Given instruction:
Extract all data as written.

---

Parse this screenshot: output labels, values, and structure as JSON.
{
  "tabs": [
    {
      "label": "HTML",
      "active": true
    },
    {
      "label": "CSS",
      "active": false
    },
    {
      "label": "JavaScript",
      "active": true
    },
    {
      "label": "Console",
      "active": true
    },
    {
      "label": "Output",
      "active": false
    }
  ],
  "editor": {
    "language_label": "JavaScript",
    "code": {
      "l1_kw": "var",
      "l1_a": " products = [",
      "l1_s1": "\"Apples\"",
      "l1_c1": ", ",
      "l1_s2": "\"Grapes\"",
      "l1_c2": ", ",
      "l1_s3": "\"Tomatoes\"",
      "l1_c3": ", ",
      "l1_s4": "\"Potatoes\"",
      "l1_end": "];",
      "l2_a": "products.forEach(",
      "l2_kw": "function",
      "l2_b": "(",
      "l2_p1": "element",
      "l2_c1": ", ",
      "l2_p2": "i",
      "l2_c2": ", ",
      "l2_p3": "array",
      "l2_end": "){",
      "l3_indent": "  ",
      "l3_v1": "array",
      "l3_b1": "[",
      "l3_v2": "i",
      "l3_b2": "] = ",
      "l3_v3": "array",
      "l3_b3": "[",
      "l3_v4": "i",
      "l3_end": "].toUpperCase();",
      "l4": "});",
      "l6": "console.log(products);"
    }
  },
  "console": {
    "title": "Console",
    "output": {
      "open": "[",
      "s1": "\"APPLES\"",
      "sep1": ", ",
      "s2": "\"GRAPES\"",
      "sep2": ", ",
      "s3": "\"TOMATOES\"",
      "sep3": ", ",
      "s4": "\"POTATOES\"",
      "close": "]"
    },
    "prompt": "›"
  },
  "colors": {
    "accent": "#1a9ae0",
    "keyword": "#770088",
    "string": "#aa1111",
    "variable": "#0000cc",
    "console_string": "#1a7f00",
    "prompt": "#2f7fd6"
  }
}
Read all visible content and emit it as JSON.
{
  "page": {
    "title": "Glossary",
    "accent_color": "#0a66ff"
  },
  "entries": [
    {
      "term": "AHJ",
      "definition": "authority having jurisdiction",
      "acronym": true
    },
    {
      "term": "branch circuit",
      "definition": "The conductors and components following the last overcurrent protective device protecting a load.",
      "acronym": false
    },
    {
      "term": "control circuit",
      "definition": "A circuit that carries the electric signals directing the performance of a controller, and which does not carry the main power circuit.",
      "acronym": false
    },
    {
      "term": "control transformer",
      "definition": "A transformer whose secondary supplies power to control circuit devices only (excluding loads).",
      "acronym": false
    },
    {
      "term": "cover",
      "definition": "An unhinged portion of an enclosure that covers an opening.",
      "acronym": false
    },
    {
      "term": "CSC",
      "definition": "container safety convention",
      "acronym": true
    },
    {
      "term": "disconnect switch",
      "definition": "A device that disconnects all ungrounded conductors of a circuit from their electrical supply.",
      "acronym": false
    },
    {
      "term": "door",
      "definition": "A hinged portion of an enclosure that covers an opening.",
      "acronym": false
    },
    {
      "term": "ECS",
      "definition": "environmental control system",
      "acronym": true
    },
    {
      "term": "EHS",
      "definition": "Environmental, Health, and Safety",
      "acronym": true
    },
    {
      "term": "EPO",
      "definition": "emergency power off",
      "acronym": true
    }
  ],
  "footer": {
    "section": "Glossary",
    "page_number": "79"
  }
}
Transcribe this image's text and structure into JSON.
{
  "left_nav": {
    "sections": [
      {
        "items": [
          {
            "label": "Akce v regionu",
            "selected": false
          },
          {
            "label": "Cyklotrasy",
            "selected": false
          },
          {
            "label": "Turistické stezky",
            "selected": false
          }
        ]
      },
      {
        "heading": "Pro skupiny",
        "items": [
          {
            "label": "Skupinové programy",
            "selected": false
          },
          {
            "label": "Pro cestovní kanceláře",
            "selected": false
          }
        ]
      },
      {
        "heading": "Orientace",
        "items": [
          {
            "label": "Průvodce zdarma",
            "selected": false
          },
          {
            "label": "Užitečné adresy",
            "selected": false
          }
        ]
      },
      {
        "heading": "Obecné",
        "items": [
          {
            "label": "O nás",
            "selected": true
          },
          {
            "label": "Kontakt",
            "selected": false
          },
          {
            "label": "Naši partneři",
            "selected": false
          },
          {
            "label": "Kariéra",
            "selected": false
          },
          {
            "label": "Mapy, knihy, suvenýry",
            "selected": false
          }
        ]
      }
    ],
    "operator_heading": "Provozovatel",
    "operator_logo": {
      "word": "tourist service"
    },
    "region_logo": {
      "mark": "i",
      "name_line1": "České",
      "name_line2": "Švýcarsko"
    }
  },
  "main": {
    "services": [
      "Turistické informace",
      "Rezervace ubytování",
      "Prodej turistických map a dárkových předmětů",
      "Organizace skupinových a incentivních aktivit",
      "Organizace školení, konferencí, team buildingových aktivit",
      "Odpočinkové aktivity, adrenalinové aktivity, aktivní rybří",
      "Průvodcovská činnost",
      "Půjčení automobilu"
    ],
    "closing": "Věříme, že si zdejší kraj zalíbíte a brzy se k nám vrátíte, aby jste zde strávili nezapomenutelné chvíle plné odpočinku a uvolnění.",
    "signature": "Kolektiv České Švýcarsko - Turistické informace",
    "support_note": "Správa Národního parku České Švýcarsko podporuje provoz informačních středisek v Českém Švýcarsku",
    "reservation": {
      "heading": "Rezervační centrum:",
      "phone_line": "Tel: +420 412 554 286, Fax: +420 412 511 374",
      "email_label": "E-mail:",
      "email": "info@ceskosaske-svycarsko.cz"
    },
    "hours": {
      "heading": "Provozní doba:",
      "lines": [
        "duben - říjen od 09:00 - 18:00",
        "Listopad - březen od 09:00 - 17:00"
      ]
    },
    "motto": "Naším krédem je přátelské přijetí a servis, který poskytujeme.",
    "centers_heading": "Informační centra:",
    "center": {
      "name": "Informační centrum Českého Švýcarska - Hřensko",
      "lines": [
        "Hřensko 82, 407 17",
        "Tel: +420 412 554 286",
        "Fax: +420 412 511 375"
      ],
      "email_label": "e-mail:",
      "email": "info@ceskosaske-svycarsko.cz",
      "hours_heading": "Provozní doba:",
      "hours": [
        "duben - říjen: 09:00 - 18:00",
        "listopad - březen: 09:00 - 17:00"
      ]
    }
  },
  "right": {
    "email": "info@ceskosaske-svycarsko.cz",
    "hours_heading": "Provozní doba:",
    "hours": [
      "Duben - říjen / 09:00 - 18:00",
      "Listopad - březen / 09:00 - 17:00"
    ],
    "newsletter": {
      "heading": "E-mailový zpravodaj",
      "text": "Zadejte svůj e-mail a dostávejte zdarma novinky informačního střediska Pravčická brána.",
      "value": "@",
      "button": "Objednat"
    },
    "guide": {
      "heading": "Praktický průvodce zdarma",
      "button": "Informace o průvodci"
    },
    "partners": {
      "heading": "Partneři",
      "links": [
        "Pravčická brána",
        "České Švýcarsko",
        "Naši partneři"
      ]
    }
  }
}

---

Exercise output:
Parse this screenshot: output labels, values, and structure as JSON.
{
  "tabs": [
    {
      "label": "HTML",
      "active": true
    },
    {
      "label": "CSS",
      "active": false
    },
    {
      "label": "JavaScript",
      "active": true
    },
    {
      "label": "Console",
      "active": true
    },
    {
      "label": "Output",
      "active": false
    }
  ],
  "editor": {
    "language_label": "JavaScript",
    "code": {
      "l1_kw": "var",
      "l1_a": " products = [",
      "l1_s1": "\"Apples\"",
      "l1_c1": ", ",
      "l1_s2": "\"Grapes\"",
      "l1_c2": ", ",
      "l1_s3": "\"Tomatoes\"",
      "l1_c3": ", ",
      "l1_s4": "\"Potatoes\"",
      "l1_end": "];",
      "l2_a": "products.forEach(",
      "l2_kw": "function",
      "l2_b": "(",
      "l2_p1": "element",
      "l2_c1": ", ",
      "l2_p2": "i",
      "l2_c2": ", ",
      "l2_p3": "array",
      "l2_end": "){",
      "l3_indent": "  ",
      "l3_v1": "array",
      "l3_b1": "[",
      "l3_v2": "i",
      "l3_b2": "] = ",
      "l3_v3": "array",
      "l3_b3": "[",
      "l3_v4": "i",
      "l3_end": "].toUpperCase();",
      "l4": "});",
      "l6": "console.log(products);"
    }
  },
  "console": {
    "title": "Console",
    "output": {
      "open": "[",
      "s1": "\"APPLES\"",
      "sep1": ", ",
      "s2": "\"GRAPES\"",
      "sep2": ", ",
      "s3": "\"TOMATOES\"",
      "sep3": ", ",
      "s4": "\"POTATOES\"",
      "close": "]"
    },
    "prompt": "›"
  },
  "colors": {
    "accent": "#1a9ae0",
    "keyword": "#770088",
    "string": "#aa1111",
    "variable": "#0000cc",
    "console_string": "#1a7f00",
    "prompt": "#2f7fd6"
  }
}
Read all visible content and emit it as JSON.
{
  "page": {
    "title": "Glossary",
    "accent_color": "#0a66ff"
  },
  "entries": [
    {
      "term": "AHJ",
      "definition": "authority having jurisdiction",
      "acronym": true
    },
    {
      "term": "branch circuit",
      "definition": "The conductors and components following the last overcurrent protective device protecting a load.",
      "acronym": false
    },
    {
      "term": "control circuit",
      "definition": "A circuit that carries the electric signals directing the performance of a controller, and which does not carry the main power circuit.",
      "acronym": false
    },
    {
      "term": "control transformer",
      "definition": "A transformer whose secondary supplies power to control circuit devices only (excluding loads).",
      "acronym": false
    },
    {
      "term": "cover",
      "definition": "An unhinged portion of an enclosure that covers an opening.",
      "acronym": false
    },
    {
      "term": "CSC",
      "definition": "container safety convention",
      "acronym": true
    },
    {
      "term": "disconnect switch",
      "definition": "A device that disconnects all ungrounded conductors of a circuit from their electrical supply.",
      "acronym": false
    },
    {
      "term": "door",
      "definition": "A hinged portion of an enclosure that covers an opening.",
      "acronym": false
    },
    {
      "term": "ECS",
      "definition": "environmental control system",
      "acronym": true
    },
    {
      "term": "EHS",
      "definition": "Environmental, Health, and Safety",
      "acronym": true
    },
    {
      "term": "EPO",
      "definition": "emergency power off",
      "acronym": true
    }
  ],
  "footer": {
    "section": "Glossary",
    "page_number": "79"
  }
}
Transcribe this image's text and structure into JSON.
{
  "left_nav": {
    "sections": [
      {
        "items": [
          {
            "label": "Akce v regionu",
            "selected": false
          },
          {
            "label": "Cyklotrasy",
            "selected": false
          },
          {
            "label": "Turistické stezky",
            "selected": false
          }
        ]
      },
      {
        "heading": "Pro skupiny",
        "items": [
          {
            "label": "Skupinové programy",
            "selected": false
          },
          {
            "label": "Pro cestovní kanceláře",
            "selected": false
          }
        ]
      },
      {
        "heading": "Orientace",
        "items": [
          {
            "label": "Průvodce zdarma",
            "selected": false
          },
          {
            "label": "Užitečné adresy",
            "selected": false
          }
        ]
      },
      {
        "heading": "Obecné",
        "items": [
          {
            "label": "O nás",
            "selected": true
          },
          {
            "label": "Kontakt",
            "selected": false
          },
          {
            "label": "Naši partneři",
            "selected": false
          },
          {
            "label": "Kariéra",
            "selected": false
          },
          {
            "label": "Mapy, knihy, suvenýry",
            "selected": false
          }
        ]
      }
    ],
    "operator_heading": "Provozovatel",
    "operator_logo": {
      "word": "tourist service"
    },
    "region_logo": {
      "mark": "i",
      "name_line1": "České",
      "name_line2": "Švýcarsko"
    }
  },
  "main": {
    "services": [
      "Turistické informace",
      "Rezervace ubytování",
      "Prodej turistických map a dárkových předmětů",
      "Organizace skupinových a incentivních aktivit",
      "Organizace školení, konferencí, team buildingových aktivit",
      "Odpočinkové aktivity, adrenalinové aktivity, aktivní rybří",
      "Průvodcovská činnost",
      "Půjčení automobilu"
    ],
    "closing": "Věříme, že si zdejší kraj zalíbíte a brzy se k nám vrátíte, aby jste zde strávili nezapomenutelné chvíle plné odpočinku a uvolnění.",
    "signature": "Kolektiv České Švýcarsko - Turistické informace",
    "support_note": "Správa Národního parku České Švýcarsko podporuje provoz informačních středisek v Českém Švýcarsku",
    "reservation": {
      "heading": "Rezervační centrum:",
      "phone_line": "Tel: +420 412 554 286, Fax: +420 412 511 374",
      "email_label": "E-mail:",
      "email": "info@ceskosaske-svycarsko.cz"
    },
    "hours": {
      "heading": "Provozní doba:",
      "lines": [
        "duben - říjen od 09:00 - 18:00",
        "Listopad - březen od 09:00 - 17:00"
      ]
    },
    "motto": "Naším krédem je přátelské přijetí a servis, který poskytujeme.",
    "centers_heading": "Informační centra:",
    "center": {
      "name": "Informační centrum Českého Švýcarska - Hřensko",
      "lines": [
        "Hřensko 82, 407 17",
        "Tel: +420 412 554 286",
        "Fax: +420 412 511 375"
      ],
      "email_label": "e-mail:",
      "email": "info@ceskosaske-svycarsko.cz",
      "hours_heading": "Provozní doba:",
      "hours": [
        "duben - říjen: 09:00 - 18:00",
        "listopad - březen: 09:00 - 17:00"
      ]
    }
  },
  "right": {
    "email": "info@ceskosaske-svycarsko.cz",
    "hours_heading": "Provozní doba:",
    "hours": [
      "Duben - říjen / 09:00 - 18:00",
      "Listopad - březen / 09:00 - 17:00"
    ],
    "newsletter": {
      "heading": "E-mailový zpravodaj",
      "text": "Zadejte svůj e-mail a dostávejte zdarma novinky informačního střediska Pravčická brána.",
      "value": "@",
      "button": "Objednat"
    },
    "guide": {
      "heading": "Praktický průvodce zdarma",
      "button": "Informace o průvodci"
    },
    "partners": {
      "heading": "Partneři",
      "links": [
        "Pravčická brána",
        "České Švýcarsko",
        "Naši partneři"
      ]
    }
  }
}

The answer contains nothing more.